Stated exercise: Copy all of the material exactly. Pictures are not to appear in the copy.

(Extracted records)

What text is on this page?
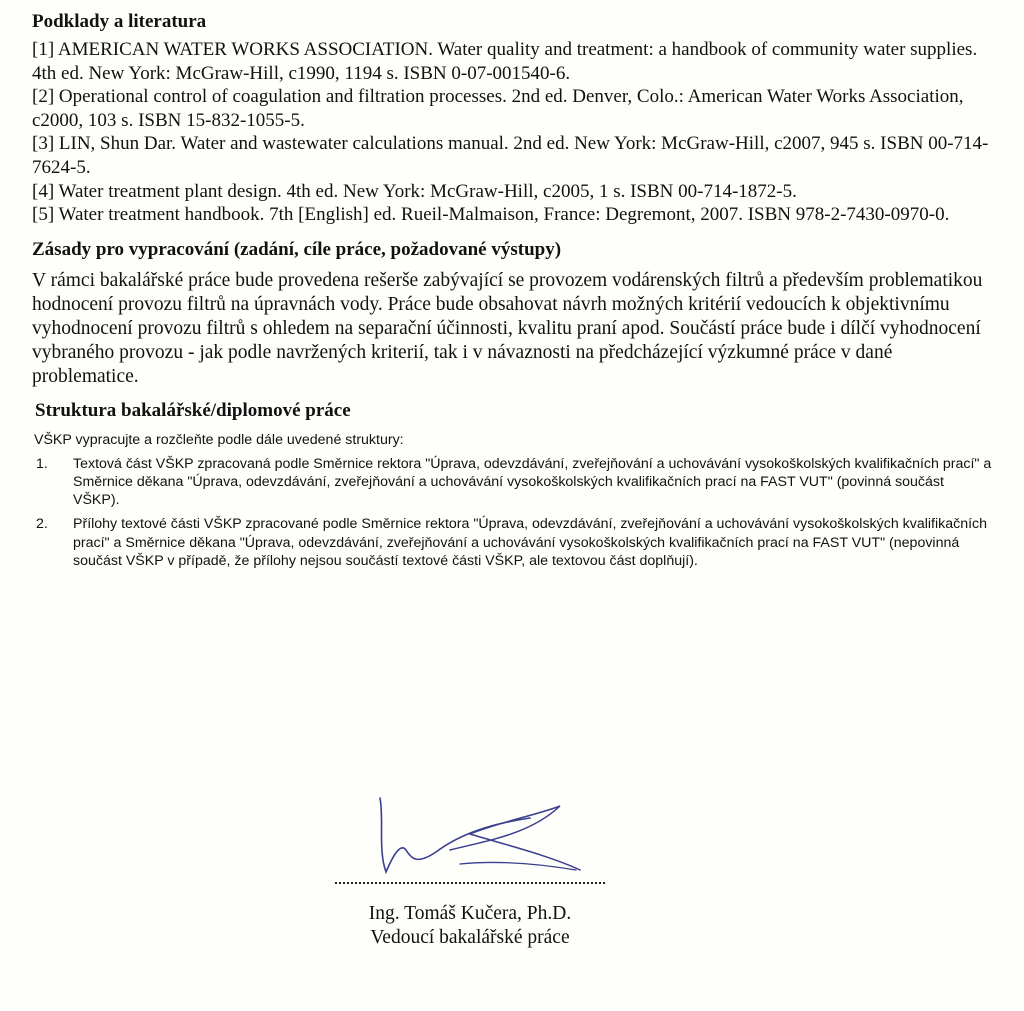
Podklady a literatura

[1] AMERICAN WATER WORKS ASSOCIATION. Water quality and treatment: a handbook of community water supplies. 4th ed. New York: McGraw-Hill, c1990, 1194 s. ISBN 0-07-001540-6.

[2] Operational control of coagulation and filtration processes. 2nd ed. Denver, Colo.: American Water Works Association, c2000, 103 s. ISBN 15-832-1055-5.

[3] LIN, Shun Dar. Water and wastewater calculations manual. 2nd ed. New York: McGraw-Hill, c2007, 945 s. ISBN 00-714-7624-5.

[4] Water treatment plant design. 4th ed. New York: McGraw-Hill, c2005, 1 s. ISBN 00-714-1872-5.

[5] Water treatment handbook. 7th [English] ed. Rueil-Malmaison, France: Degremont, 2007. ISBN 978-2-7430-0970-0.

Zásady pro vypracování (zadání, cíle práce, požadované výstupy)

V rámci bakalářské práce bude provedena rešerše zabývající se provozem vodárenských filtrů a především problematikou hodnocení provozu filtrů na úpravnách vody. Práce bude obsahovat návrh možných kritérií vedoucích k objektivnímu vyhodnocení provozu filtrů s ohledem na separační účinnosti, kvalitu praní apod. Součástí práce bude i dílčí vyhodnocení vybraného provozu - jak podle navržených kriterií, tak i v návaznosti na předcházející výzkumné práce v dané problematice.

Struktura bakalářské/diplomové práce
VŠKP vypracujte a rozčleňte podle dále uvedené struktury:
1. Textová část VŠKP zpracovaná podle Směrnice rektora "Úprava, odevzdávání, zveřejňování a uchovávání vysokoškolských kvalifikačních prací" a Směrnice děkana "Úprava, odevzdávání, zveřejňování a uchovávání vysokoškolských kvalifikačních prací na FAST VUT" (povinná součást VŠKP).
2. Přílohy textové části VŠKP zpracované podle Směrnice rektora "Úprava, odevzdávání, zveřejňování a uchovávání vysokoškolských kvalifikačních prací" a Směrnice děkana "Úprava, odevzdávání, zveřejňování a uchovávání vysokoškolských kvalifikačních prací na FAST VUT" (nepovinná součást VŠKP v případě, že přílohy nejsou součástí textové části VŠKP, ale textovou část doplňují).
Ing. Tomáš Kučera, Ph.D.
Vedoucí bakalářské práce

Exercise answer:
What text is on this page?
Podklady a literatura

[1] AMERICAN WATER WORKS ASSOCIATION. Water quality and treatment: a handbook of community water supplies. 4th ed. New York: McGraw-Hill, c1990, 1194 s. ISBN 0-07-001540-6.

[2] Operational control of coagulation and filtration processes. 2nd ed. Denver, Colo.: American Water Works Association, c2000, 103 s. ISBN 15-832-1055-5.

[3] LIN, Shun Dar. Water and wastewater calculations manual. 2nd ed. New York: McGraw-Hill, c2007, 945 s. ISBN 00-714-7624-5.

[4] Water treatment plant design. 4th ed. New York: McGraw-Hill, c2005, 1 s. ISBN 00-714-1872-5.

[5] Water treatment handbook. 7th [English] ed. Rueil-Malmaison, France: Degremont, 2007. ISBN 978-2-7430-0970-0.

Zásady pro vypracování (zadání, cíle práce, požadované výstupy)

V rámci bakalářské práce bude provedena rešerše zabývající se provozem vodárenských filtrů a především problematikou hodnocení provozu filtrů na úpravnách vody. Práce bude obsahovat návrh možných kritérií vedoucích k objektivnímu vyhodnocení provozu filtrů s ohledem na separační účinnosti, kvalitu praní apod. Součástí práce bude i dílčí vyhodnocení vybraného provozu - jak podle navržených kriterií, tak i v návaznosti na předcházející výzkumné práce v dané problematice.

Struktura bakalářské/diplomové práce
VŠKP vypracujte a rozčleňte podle dále uvedené struktury:
1. Textová část VŠKP zpracovaná podle Směrnice rektora "Úprava, odevzdávání, zveřejňování a uchovávání vysokoškolských kvalifikačních prací" a Směrnice děkana "Úprava, odevzdávání, zveřejňování a uchovávání vysokoškolských kvalifikačních prací na FAST VUT" (povinná součást VŠKP).
2. Přílohy textové části VŠKP zpracované podle Směrnice rektora "Úprava, odevzdávání, zveřejňování a uchovávání vysokoškolských kvalifikačních prací" a Směrnice děkana "Úprava, odevzdávání, zveřejňování a uchovávání vysokoškolských kvalifikačních prací na FAST VUT" (nepovinná součást VŠKP v případě, že přílohy nejsou součástí textové části VŠKP, ale textovou část doplňují).
Ing. Tomáš Kučera, Ph.D.
Vedoucí bakalářské práce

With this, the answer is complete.